## Start GIVEN DATA
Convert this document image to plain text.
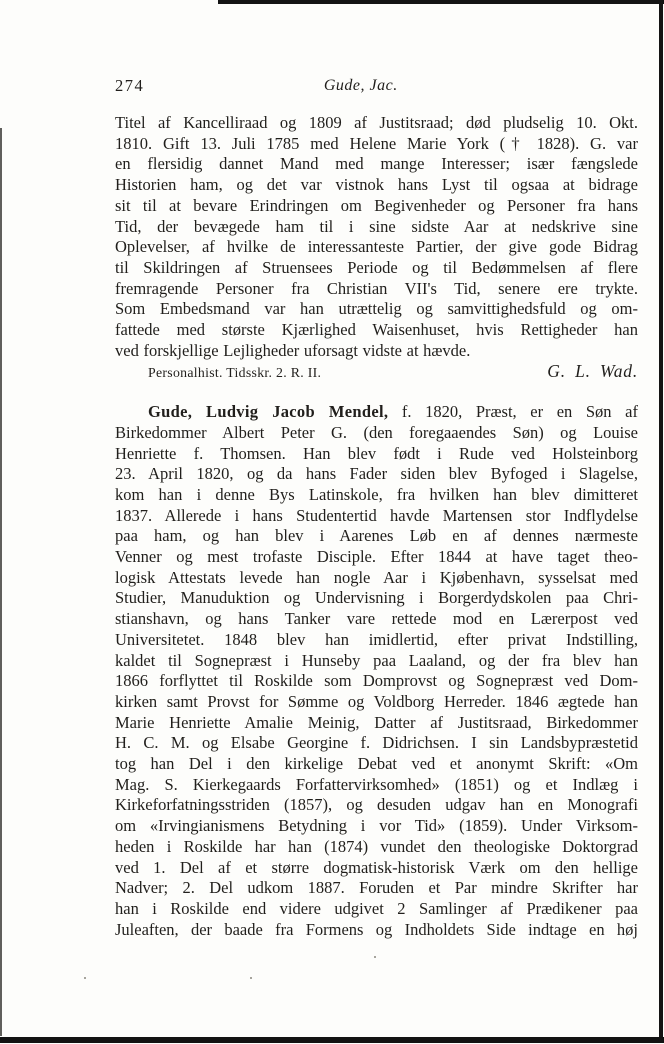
274	Gude, Jac.
Titel af Kancelliraad og 1809 af Justitsraad; død pludselig 10. Okt.
1810. Gift 13. Juli 1785 med Helene Marie York († 1828). G. var
en flersidig dannet Mand med mange Interesser; især fængslede
Historien ham, og det var vistnok hans Lyst til ogsaa at bidrage
sit til at bevare Erindringen om Begivenheder og Personer fra hans
Tid, der bevægede ham til i sine sidste Aar at nedskrive sine
Oplevelser, af hvilke de interessanteste Partier, der give gode Bidrag
til Skildringen af Struensees Periode og til Bedømmelsen af flere
fremragende Personer fra Christian VII's Tid, senere ere trykte.
Som Embedsmand var han utrættelig og samvittighedsfuld og om-
fattede med største Kjærlighed Waisenhuset, hvis Rettigheder han
ved forskjellige Lejligheder uforsagt vidste at hævde.
Personalhist. Tidsskr. 2. R. II.	G. L. Wad.
Gude, Ludvig Jacob Mendel, f. 1820, Præst, er en Søn af
Birkedommer Albert Peter G. (den foregaaendes Søn) og Louise
Henriette f. Thomsen. Han blev født i Rude ved Holsteinborg
23. April 1820, og da hans Fader siden blev Byfoged i Slagelse,
kom han i denne Bys Latinskole, fra hvilken han blev dimitteret
1837. Allerede i hans Studentertid havde Martensen stor Indflydelse
paa ham, og han blev i Aarenes Løb en af dennes nærmeste
Venner og mest trofaste Disciple. Efter 1844 at have taget theo-
logisk Attestats levede han nogle Aar i Kjøbenhavn, sysselsat med
Studier, Manuduktion og Undervisning i Borgerdydskolen paa Chri-
stianshavn, og hans Tanker vare rettede mod en Lærerpost ved
Universitetet. 1848 blev han imidlertid, efter privat Indstilling,
kaldet til Sognepræst i Hunseby paa Laaland, og der fra blev han
1866 forflyttet til Roskilde som Domprovst og Sognepræst ved Dom-
kirken samt Provst for Sømme og Voldborg Herreder. 1846 ægtede han
Marie Henriette Amalie Meinig, Datter af Justitsraad, Birkedommer
H. C. M. og Elsabe Georgine f. Didrichsen. I sin Landsbypræstetid
tog han Del i den kirkelige Debat ved et anonymt Skrift: «Om
Mag. S. Kierkegaards Forfattervirksomhed» (1851) og et Indlæg i
Kirkeforfatningsstriden (1857), og desuden udgav han en Monografi
om «Irvingianismens Betydning i vor Tid» (1859). Under Virksom-
heden i Roskilde har han (1874) vundet den theologiske Doktorgrad
ved 1. Del af et større dogmatisk-historisk Værk om den hellige
Nadver; 2. Del udkom 1887. Foruden et Par mindre Skrifter har
han i Roskilde end videre udgivet 2 Samlinger af Prædikener paa
Juleaften, der baade fra Formens og Indholdets Side indtage en høj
## End GIVEN DATA
Read the data above. Pull out each line in which the string "Marie" appears.

▶ [FULL RESPONSE]
1810. Gift 13. Juli 1785 med Helene Marie York († 1828). G. var
Marie Henriette Amalie Meinig, Datter af Justitsraad, Birkedommer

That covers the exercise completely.